-- START EXTRACTED RECORDS --
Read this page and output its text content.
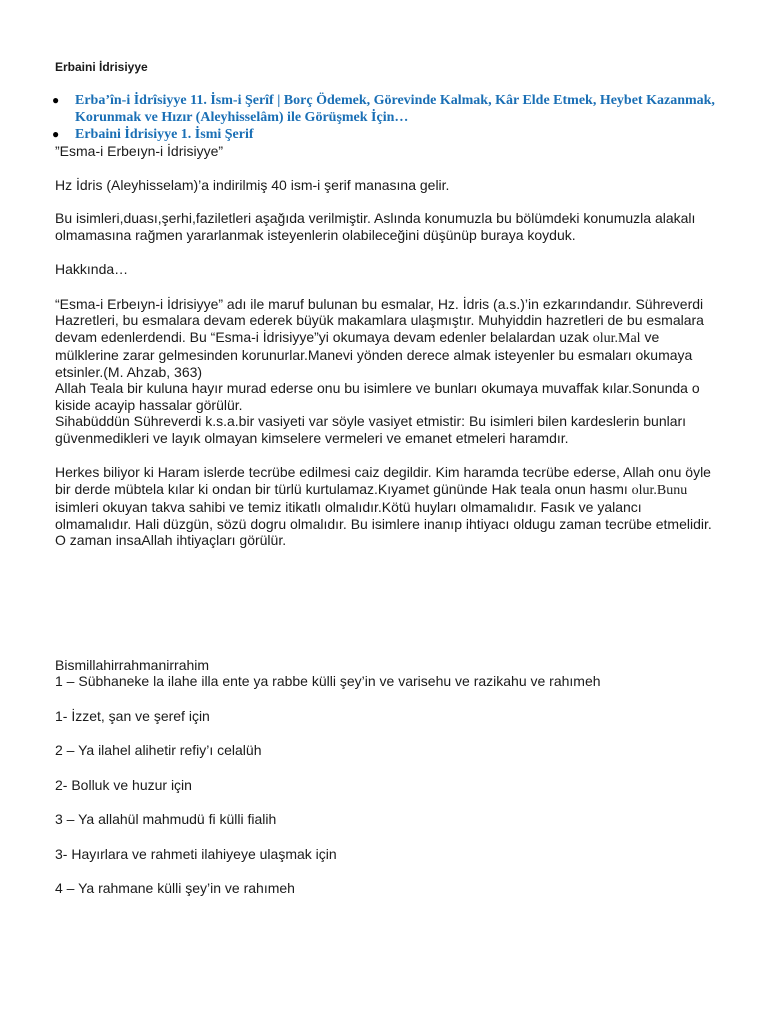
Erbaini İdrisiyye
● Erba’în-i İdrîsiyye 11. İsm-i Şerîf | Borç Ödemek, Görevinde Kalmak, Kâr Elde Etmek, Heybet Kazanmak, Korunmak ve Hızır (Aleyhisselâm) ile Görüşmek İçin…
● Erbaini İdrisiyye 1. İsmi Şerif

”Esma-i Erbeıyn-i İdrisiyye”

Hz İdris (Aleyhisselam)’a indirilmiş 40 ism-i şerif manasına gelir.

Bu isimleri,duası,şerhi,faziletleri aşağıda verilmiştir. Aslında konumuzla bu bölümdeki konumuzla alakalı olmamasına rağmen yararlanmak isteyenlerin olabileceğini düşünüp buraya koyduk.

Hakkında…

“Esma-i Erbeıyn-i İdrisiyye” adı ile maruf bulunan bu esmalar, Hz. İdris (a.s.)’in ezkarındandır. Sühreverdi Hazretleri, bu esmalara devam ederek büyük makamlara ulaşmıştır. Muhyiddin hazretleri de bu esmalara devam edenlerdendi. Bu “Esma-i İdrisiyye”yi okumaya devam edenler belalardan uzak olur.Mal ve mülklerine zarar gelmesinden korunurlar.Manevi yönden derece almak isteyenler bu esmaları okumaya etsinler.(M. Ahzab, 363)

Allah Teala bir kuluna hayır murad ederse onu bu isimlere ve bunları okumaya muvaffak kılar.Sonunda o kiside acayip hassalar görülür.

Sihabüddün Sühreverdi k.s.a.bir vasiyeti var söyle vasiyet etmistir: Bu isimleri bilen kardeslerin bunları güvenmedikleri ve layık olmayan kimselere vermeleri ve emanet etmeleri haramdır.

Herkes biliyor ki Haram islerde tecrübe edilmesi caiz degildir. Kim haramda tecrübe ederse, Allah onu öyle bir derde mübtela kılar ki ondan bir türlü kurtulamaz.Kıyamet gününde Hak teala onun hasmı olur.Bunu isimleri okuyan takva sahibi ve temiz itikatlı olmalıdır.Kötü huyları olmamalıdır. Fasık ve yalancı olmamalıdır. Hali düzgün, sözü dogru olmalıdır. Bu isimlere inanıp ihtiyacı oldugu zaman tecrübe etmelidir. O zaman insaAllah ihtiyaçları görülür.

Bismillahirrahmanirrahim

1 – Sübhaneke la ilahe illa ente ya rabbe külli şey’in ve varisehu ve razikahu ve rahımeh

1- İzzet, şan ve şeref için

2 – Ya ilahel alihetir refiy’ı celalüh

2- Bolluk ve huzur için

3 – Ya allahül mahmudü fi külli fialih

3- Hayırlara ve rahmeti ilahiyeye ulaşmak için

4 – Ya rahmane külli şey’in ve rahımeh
-- END EXTRACTED RECORDS --
# OBJECTIVE
Determine the count of lines in the data above with the string "İdrisiyye" in them, and give that count alone.

# SOLUTION FOR THIS PROBLEM
4